> _Set problem_: Copy the listing below, replacing "at most" with "no more than" wherever it occurs and leaving everything else the same. Omit the pictures from your copy.

> _Record list_:
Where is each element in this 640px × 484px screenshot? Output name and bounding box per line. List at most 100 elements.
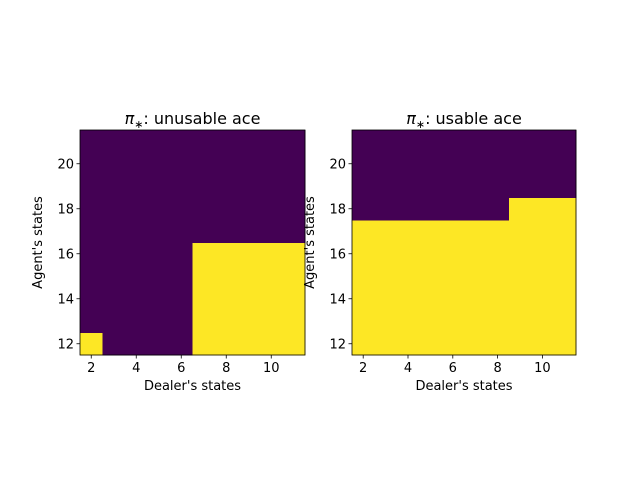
x-tick-label: 6 <box>449 361 457 376</box>
heatmap-cell <box>147 310 171 334</box>
x-tick-label: 2 <box>87 361 95 376</box>
heatmap-cell <box>215 130 239 154</box>
heatmap-cell <box>80 220 104 244</box>
y-axis-label: Agent's states <box>303 196 318 289</box>
heatmap-cell <box>441 197 465 221</box>
heatmap-cell <box>553 265 577 289</box>
heatmap-cell <box>553 130 577 154</box>
heatmap-cell <box>125 220 149 244</box>
heatmap-cell <box>352 197 375 221</box>
heatmap-cell <box>508 152 532 176</box>
heatmap-cell <box>102 265 126 289</box>
heatmap-cell <box>260 287 284 311</box>
heatmap-cell <box>553 152 577 176</box>
heatmap-cell <box>508 242 532 266</box>
heatmap-cell <box>80 332 104 356</box>
heatmap-cell <box>170 175 194 199</box>
heatmap-cell <box>237 287 261 311</box>
chart-title: π∗: unusable ace <box>125 109 261 131</box>
heatmap-cell <box>215 310 239 334</box>
heatmap-cell <box>80 175 104 199</box>
heatmap-cell <box>215 265 239 289</box>
heatmap-cell <box>553 287 577 311</box>
heatmap-cell <box>80 152 104 176</box>
heatmap-cell <box>102 242 126 266</box>
heatmap-cell <box>170 197 194 221</box>
heatmap-cell <box>80 197 104 221</box>
heatmap-cell <box>237 197 261 221</box>
heatmap-cell <box>508 220 532 244</box>
heatmap-cell <box>237 242 261 266</box>
heatmap-cell <box>215 175 239 199</box>
heatmap-cell <box>464 152 487 176</box>
heatmap-cell <box>125 175 149 199</box>
heatmap-cell <box>419 287 443 311</box>
heatmap-cell <box>441 265 465 289</box>
heatmap-cell <box>260 175 284 199</box>
heatmap-cell <box>531 332 555 356</box>
heatmap-cell <box>192 175 216 199</box>
heatmap-cell <box>147 242 171 266</box>
heatmap-cell <box>486 197 510 221</box>
heatmap-cell <box>282 152 306 176</box>
heatmap-cell <box>531 197 555 221</box>
heatmap-cell <box>464 197 487 221</box>
heatmap-cell <box>531 152 555 176</box>
heatmap-cell <box>192 287 216 311</box>
axes-frame <box>79 129 306 356</box>
x-tick-label: 8 <box>222 361 230 376</box>
heatmap-cell <box>486 130 510 154</box>
heatmap-cell <box>464 310 487 334</box>
heatmap-cell <box>419 175 443 199</box>
heatmap-cell <box>553 242 577 266</box>
heatmap-cell <box>419 152 443 176</box>
heatmap-cell <box>125 152 149 176</box>
heatmap-cell <box>102 130 126 154</box>
heatmap-cell <box>531 242 555 266</box>
heatmap-cell <box>464 287 487 311</box>
heatmap-cell <box>80 310 104 334</box>
heatmap-cell <box>374 220 398 244</box>
heatmap-cell <box>147 287 171 311</box>
heatmap-cell <box>102 175 126 199</box>
heatmap-cell <box>419 130 443 154</box>
heatmap-cell <box>352 287 375 311</box>
heatmap-cell <box>352 310 375 334</box>
y-tick-label: 12 <box>57 337 74 352</box>
heatmap-cell <box>396 197 420 221</box>
heatmap-cell <box>147 152 171 176</box>
heatmap-cell <box>147 175 171 199</box>
heatmap-cell <box>125 265 149 289</box>
heatmap-cell <box>419 332 443 356</box>
heatmap-cell <box>80 242 104 266</box>
title-symbol: π <box>125 109 135 128</box>
heatmap-cell <box>441 242 465 266</box>
heatmap-cell <box>486 220 510 244</box>
y-tick-label: 16 <box>329 247 346 262</box>
heatmap-cell <box>486 332 510 356</box>
heatmap-cell <box>215 242 239 266</box>
heatmap-cell <box>170 265 194 289</box>
heatmap-cell <box>464 130 487 154</box>
heatmap-cell <box>352 332 375 356</box>
heatmap-cell <box>147 130 171 154</box>
heatmap-cell <box>282 197 306 221</box>
x-tick-label: 10 <box>263 361 280 376</box>
heatmap-cell <box>170 130 194 154</box>
heatmap-cell <box>102 332 126 356</box>
x-tick-label: 6 <box>177 361 185 376</box>
heatmap-cell <box>170 287 194 311</box>
x-axis-label: Dealer's states <box>144 379 241 394</box>
x-tick-label: 8 <box>493 361 501 376</box>
heatmap-cell <box>215 287 239 311</box>
x-tick-label: 10 <box>534 361 551 376</box>
heatmap-cell <box>215 332 239 356</box>
heatmap-cell <box>282 332 306 356</box>
heatmap-cell <box>508 265 532 289</box>
heatmap-cell <box>531 130 555 154</box>
title-text: : unusable ace <box>143 109 260 128</box>
heatmap-cell <box>441 332 465 356</box>
heatmap-cell <box>80 265 104 289</box>
heatmap-cell <box>170 332 194 356</box>
heatmap-cell <box>147 332 171 356</box>
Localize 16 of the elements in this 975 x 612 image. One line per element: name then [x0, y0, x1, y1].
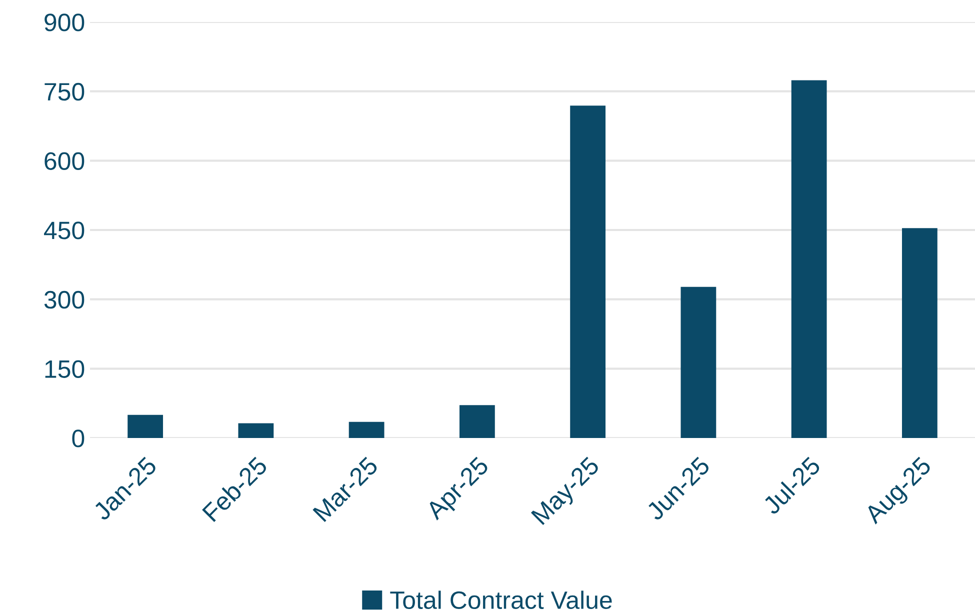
- legend-label: Total Contract Value: [390, 590, 612, 610]
- bar: [348, 422, 384, 438]
- y-tick-label: 300: [44, 290, 84, 309]
- y-tick-label: 900: [44, 14, 84, 32]
- bar: [570, 106, 606, 438]
- bar: [238, 423, 274, 438]
- bar: [680, 286, 716, 438]
- y-tick-label: 450: [44, 222, 84, 240]
- y-tick-label: 750: [44, 82, 84, 101]
- bar: [128, 414, 164, 438]
- bar: [791, 80, 827, 438]
- y-tick-label: 0: [72, 430, 84, 448]
- bar: [902, 228, 938, 438]
- y-tick-label: 150: [45, 360, 84, 378]
- bar: [459, 405, 495, 438]
- y-tick-label: 600: [44, 152, 84, 170]
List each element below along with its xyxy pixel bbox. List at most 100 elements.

> _Answer_:
Where is each element in this 640px × 484px screenshot? Output name and bounding box per line. List no more than 100 elements.
x-tick-label: 6 <box>449 361 457 376</box>
heatmap-cell <box>147 310 171 334</box>
x-tick-label: 2 <box>87 361 95 376</box>
heatmap-cell <box>215 130 239 154</box>
heatmap-cell <box>80 220 104 244</box>
y-axis-label: Agent's states <box>303 196 318 289</box>
heatmap-cell <box>441 197 465 221</box>
heatmap-cell <box>553 265 577 289</box>
heatmap-cell <box>553 130 577 154</box>
heatmap-cell <box>125 220 149 244</box>
heatmap-cell <box>352 197 375 221</box>
heatmap-cell <box>508 152 532 176</box>
heatmap-cell <box>102 265 126 289</box>
heatmap-cell <box>260 287 284 311</box>
heatmap-cell <box>553 152 577 176</box>
heatmap-cell <box>508 242 532 266</box>
heatmap-cell <box>80 332 104 356</box>
heatmap-cell <box>170 175 194 199</box>
heatmap-cell <box>237 287 261 311</box>
chart-title: π∗: unusable ace <box>125 109 261 131</box>
heatmap-cell <box>215 310 239 334</box>
heatmap-cell <box>80 175 104 199</box>
heatmap-cell <box>215 265 239 289</box>
heatmap-cell <box>553 287 577 311</box>
heatmap-cell <box>80 152 104 176</box>
heatmap-cell <box>102 242 126 266</box>
heatmap-cell <box>170 197 194 221</box>
heatmap-cell <box>80 197 104 221</box>
heatmap-cell <box>237 197 261 221</box>
heatmap-cell <box>508 220 532 244</box>
heatmap-cell <box>237 242 261 266</box>
heatmap-cell <box>215 175 239 199</box>
heatmap-cell <box>464 152 487 176</box>
heatmap-cell <box>125 175 149 199</box>
heatmap-cell <box>419 287 443 311</box>
heatmap-cell <box>441 265 465 289</box>
heatmap-cell <box>260 175 284 199</box>
heatmap-cell <box>531 332 555 356</box>
heatmap-cell <box>192 175 216 199</box>
heatmap-cell <box>147 242 171 266</box>
heatmap-cell <box>486 197 510 221</box>
heatmap-cell <box>282 152 306 176</box>
heatmap-cell <box>531 197 555 221</box>
heatmap-cell <box>464 197 487 221</box>
heatmap-cell <box>531 152 555 176</box>
heatmap-cell <box>192 287 216 311</box>
axes-frame <box>79 129 306 356</box>
x-tick-label: 8 <box>222 361 230 376</box>
heatmap-cell <box>486 130 510 154</box>
heatmap-cell <box>464 310 487 334</box>
heatmap-cell <box>419 175 443 199</box>
heatmap-cell <box>553 242 577 266</box>
heatmap-cell <box>419 152 443 176</box>
heatmap-cell <box>125 152 149 176</box>
heatmap-cell <box>102 130 126 154</box>
heatmap-cell <box>531 242 555 266</box>
heatmap-cell <box>464 287 487 311</box>
heatmap-cell <box>80 310 104 334</box>
heatmap-cell <box>374 220 398 244</box>
heatmap-cell <box>147 287 171 311</box>
heatmap-cell <box>102 175 126 199</box>
heatmap-cell <box>419 130 443 154</box>
heatmap-cell <box>352 287 375 311</box>
heatmap-cell <box>352 310 375 334</box>
y-tick-label: 12 <box>57 337 74 352</box>
heatmap-cell <box>396 197 420 221</box>
heatmap-cell <box>147 152 171 176</box>
heatmap-cell <box>147 175 171 199</box>
heatmap-cell <box>125 265 149 289</box>
heatmap-cell <box>419 332 443 356</box>
heatmap-cell <box>80 242 104 266</box>
title-symbol: π <box>125 109 135 128</box>
heatmap-cell <box>441 242 465 266</box>
heatmap-cell <box>486 220 510 244</box>
y-tick-label: 16 <box>329 247 346 262</box>
heatmap-cell <box>486 332 510 356</box>
heatmap-cell <box>215 242 239 266</box>
heatmap-cell <box>170 265 194 289</box>
heatmap-cell <box>464 130 487 154</box>
heatmap-cell <box>352 332 375 356</box>
heatmap-cell <box>147 130 171 154</box>
heatmap-cell <box>282 197 306 221</box>
x-tick-label: 10 <box>263 361 280 376</box>
heatmap-cell <box>170 130 194 154</box>
heatmap-cell <box>102 332 126 356</box>
x-tick-label: 6 <box>177 361 185 376</box>
heatmap-cell <box>170 287 194 311</box>
x-axis-label: Dealer's states <box>144 379 241 394</box>
x-tick-label: 8 <box>493 361 501 376</box>
heatmap-cell <box>215 287 239 311</box>
x-tick-label: 10 <box>534 361 551 376</box>
heatmap-cell <box>215 332 239 356</box>
heatmap-cell <box>282 332 306 356</box>
heatmap-cell <box>508 265 532 289</box>
heatmap-cell <box>531 130 555 154</box>
title-text: : unusable ace <box>143 109 260 128</box>
heatmap-cell <box>441 332 465 356</box>
heatmap-cell <box>80 265 104 289</box>
heatmap-cell <box>170 332 194 356</box>
heatmap-cell <box>147 332 171 356</box>
Localize 16 of the elements in this 975 x 612 image. One line per element: name then [x0, y0, x1, y1].
- legend-label: Total Contract Value: [390, 590, 612, 610]
- bar: [348, 422, 384, 438]
- y-tick-label: 300: [44, 290, 84, 309]
- y-tick-label: 900: [44, 14, 84, 32]
- bar: [570, 106, 606, 438]
- bar: [238, 423, 274, 438]
- bar: [680, 286, 716, 438]
- y-tick-label: 450: [44, 222, 84, 240]
- y-tick-label: 750: [44, 82, 84, 101]
- bar: [128, 414, 164, 438]
- bar: [791, 80, 827, 438]
- y-tick-label: 0: [72, 430, 84, 448]
- bar: [902, 228, 938, 438]
- y-tick-label: 150: [45, 360, 84, 378]
- bar: [459, 405, 495, 438]
- y-tick-label: 600: [44, 152, 84, 170]
List each element below along with its xyxy pixel bbox. List no more than 100 elements.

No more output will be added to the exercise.